* BEGIN *

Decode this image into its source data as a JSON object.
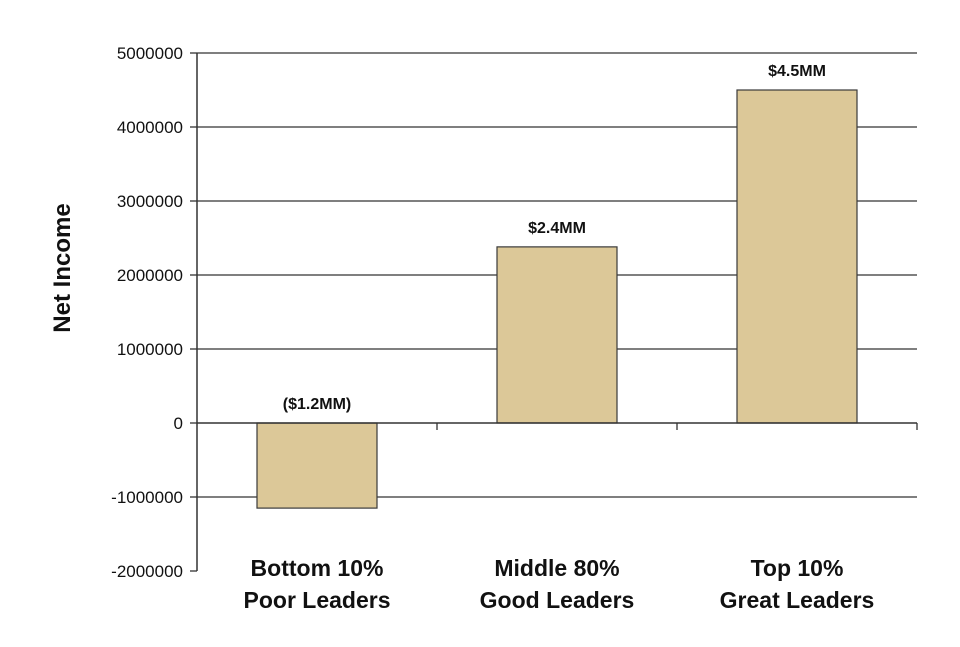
{
  "chart_data": {
    "type": "bar",
    "title": "",
    "xlabel": "",
    "ylabel": "Net Income",
    "ylim": [
      -2000000,
      5000000
    ],
    "yticks": [
      5000000,
      4000000,
      3000000,
      2000000,
      1000000,
      0,
      -1000000,
      -2000000
    ],
    "grid": true,
    "categories": [
      [
        "Bottom 10%",
        "Poor Leaders"
      ],
      [
        "Middle 80%",
        "Good Leaders"
      ],
      [
        "Top 10%",
        "Great Leaders"
      ]
    ],
    "values": [
      -1150000,
      2380000,
      4500000
    ],
    "data_labels": [
      "($1.2MM)",
      "$2.4MM",
      "$4.5MM"
    ],
    "colors": {
      "bar": "#dcc898",
      "bar_edge": "#3a3a3a",
      "grid": "#333333",
      "axis": "#333333"
    }
  }
}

* END *

• [TASK OBJECTIVE]: Count the lines of the material that include the word "Leaders", then state only the total.

• [ANSWER]: 3